# Stated goal:
Output every line of the data exactly as it appears.

— Start of Input data —

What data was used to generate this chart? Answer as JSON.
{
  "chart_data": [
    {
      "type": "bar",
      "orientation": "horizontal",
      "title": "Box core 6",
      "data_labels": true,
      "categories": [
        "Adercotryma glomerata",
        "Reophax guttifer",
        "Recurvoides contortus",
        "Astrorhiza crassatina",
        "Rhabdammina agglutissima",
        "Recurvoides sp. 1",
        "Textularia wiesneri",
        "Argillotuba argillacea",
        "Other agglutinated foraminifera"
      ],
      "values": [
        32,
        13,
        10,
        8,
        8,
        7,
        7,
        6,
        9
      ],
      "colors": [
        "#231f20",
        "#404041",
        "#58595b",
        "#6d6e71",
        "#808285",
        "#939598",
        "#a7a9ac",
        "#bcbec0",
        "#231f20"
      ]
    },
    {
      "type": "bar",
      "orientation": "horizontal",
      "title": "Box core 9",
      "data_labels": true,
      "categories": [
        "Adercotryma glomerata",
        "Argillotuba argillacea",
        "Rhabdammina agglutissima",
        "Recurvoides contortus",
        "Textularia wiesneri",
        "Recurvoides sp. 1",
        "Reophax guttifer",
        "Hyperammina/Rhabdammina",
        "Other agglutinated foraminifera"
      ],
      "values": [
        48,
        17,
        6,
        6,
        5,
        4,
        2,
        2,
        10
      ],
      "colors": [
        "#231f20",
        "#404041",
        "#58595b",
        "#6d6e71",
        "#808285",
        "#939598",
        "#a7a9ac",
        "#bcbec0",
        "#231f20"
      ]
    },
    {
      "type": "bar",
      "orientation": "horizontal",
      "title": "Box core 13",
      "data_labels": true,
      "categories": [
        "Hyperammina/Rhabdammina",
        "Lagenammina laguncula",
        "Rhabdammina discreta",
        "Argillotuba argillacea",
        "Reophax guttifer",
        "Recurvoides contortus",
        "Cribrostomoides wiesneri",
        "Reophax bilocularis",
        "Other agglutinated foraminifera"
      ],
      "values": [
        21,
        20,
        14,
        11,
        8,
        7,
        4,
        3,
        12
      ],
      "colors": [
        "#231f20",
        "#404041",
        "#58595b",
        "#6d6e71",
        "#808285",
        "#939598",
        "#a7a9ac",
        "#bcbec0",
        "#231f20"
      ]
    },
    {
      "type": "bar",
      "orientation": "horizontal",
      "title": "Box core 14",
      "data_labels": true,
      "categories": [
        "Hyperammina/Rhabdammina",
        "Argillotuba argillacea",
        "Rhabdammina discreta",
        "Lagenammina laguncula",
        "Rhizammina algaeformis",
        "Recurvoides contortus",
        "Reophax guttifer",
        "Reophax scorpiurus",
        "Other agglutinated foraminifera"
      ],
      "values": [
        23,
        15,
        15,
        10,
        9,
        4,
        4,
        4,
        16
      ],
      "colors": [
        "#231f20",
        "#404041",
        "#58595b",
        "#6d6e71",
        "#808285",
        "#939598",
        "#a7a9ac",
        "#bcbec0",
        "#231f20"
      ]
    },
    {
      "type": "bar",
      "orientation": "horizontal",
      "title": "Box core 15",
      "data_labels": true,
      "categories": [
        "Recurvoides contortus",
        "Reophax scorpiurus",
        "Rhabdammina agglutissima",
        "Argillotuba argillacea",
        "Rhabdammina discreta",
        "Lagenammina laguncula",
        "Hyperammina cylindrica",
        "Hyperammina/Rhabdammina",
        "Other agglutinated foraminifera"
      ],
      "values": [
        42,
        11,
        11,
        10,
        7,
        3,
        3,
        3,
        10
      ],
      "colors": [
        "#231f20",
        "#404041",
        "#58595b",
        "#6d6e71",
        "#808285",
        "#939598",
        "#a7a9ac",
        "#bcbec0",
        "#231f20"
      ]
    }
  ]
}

— End of Input data —

# Output of the task:
What data was used to generate this chart? Answer as JSON.
{
  "chart_data": [
    {
      "type": "bar",
      "orientation": "horizontal",
      "title": "Box core 6",
      "data_labels": true,
      "categories": [
        "Adercotryma glomerata",
        "Reophax guttifer",
        "Recurvoides contortus",
        "Astrorhiza crassatina",
        "Rhabdammina agglutissima",
        "Recurvoides sp. 1",
        "Textularia wiesneri",
        "Argillotuba argillacea",
        "Other agglutinated foraminifera"
      ],
      "values": [
        32,
        13,
        10,
        8,
        8,
        7,
        7,
        6,
        9
      ],
      "colors": [
        "#231f20",
        "#404041",
        "#58595b",
        "#6d6e71",
        "#808285",
        "#939598",
        "#a7a9ac",
        "#bcbec0",
        "#231f20"
      ]
    },
    {
      "type": "bar",
      "orientation": "horizontal",
      "title": "Box core 9",
      "data_labels": true,
      "categories": [
        "Adercotryma glomerata",
        "Argillotuba argillacea",
        "Rhabdammina agglutissima",
        "Recurvoides contortus",
        "Textularia wiesneri",
        "Recurvoides sp. 1",
        "Reophax guttifer",
        "Hyperammina/Rhabdammina",
        "Other agglutinated foraminifera"
      ],
      "values": [
        48,
        17,
        6,
        6,
        5,
        4,
        2,
        2,
        10
      ],
      "colors": [
        "#231f20",
        "#404041",
        "#58595b",
        "#6d6e71",
        "#808285",
        "#939598",
        "#a7a9ac",
        "#bcbec0",
        "#231f20"
      ]
    },
    {
      "type": "bar",
      "orientation": "horizontal",
      "title": "Box core 13",
      "data_labels": true,
      "categories": [
        "Hyperammina/Rhabdammina",
        "Lagenammina laguncula",
        "Rhabdammina discreta",
        "Argillotuba argillacea",
        "Reophax guttifer",
        "Recurvoides contortus",
        "Cribrostomoides wiesneri",
        "Reophax bilocularis",
        "Other agglutinated foraminifera"
      ],
      "values": [
        21,
        20,
        14,
        11,
        8,
        7,
        4,
        3,
        12
      ],
      "colors": [
        "#231f20",
        "#404041",
        "#58595b",
        "#6d6e71",
        "#808285",
        "#939598",
        "#a7a9ac",
        "#bcbec0",
        "#231f20"
      ]
    },
    {
      "type": "bar",
      "orientation": "horizontal",
      "title": "Box core 14",
      "data_labels": true,
      "categories": [
        "Hyperammina/Rhabdammina",
        "Argillotuba argillacea",
        "Rhabdammina discreta",
        "Lagenammina laguncula",
        "Rhizammina algaeformis",
        "Recurvoides contortus",
        "Reophax guttifer",
        "Reophax scorpiurus",
        "Other agglutinated foraminifera"
      ],
      "values": [
        23,
        15,
        15,
        10,
        9,
        4,
        4,
        4,
        16
      ],
      "colors": [
        "#231f20",
        "#404041",
        "#58595b",
        "#6d6e71",
        "#808285",
        "#939598",
        "#a7a9ac",
        "#bcbec0",
        "#231f20"
      ]
    },
    {
      "type": "bar",
      "orientation": "horizontal",
      "title": "Box core 15",
      "data_labels": true,
      "categories": [
        "Recurvoides contortus",
        "Reophax scorpiurus",
        "Rhabdammina agglutissima",
        "Argillotuba argillacea",
        "Rhabdammina discreta",
        "Lagenammina laguncula",
        "Hyperammina cylindrica",
        "Hyperammina/Rhabdammina",
        "Other agglutinated foraminifera"
      ],
      "values": [
        42,
        11,
        11,
        10,
        7,
        3,
        3,
        3,
        10
      ],
      "colors": [
        "#231f20",
        "#404041",
        "#58595b",
        "#6d6e71",
        "#808285",
        "#939598",
        "#a7a9ac",
        "#bcbec0",
        "#231f20"
      ]
    }
  ]
}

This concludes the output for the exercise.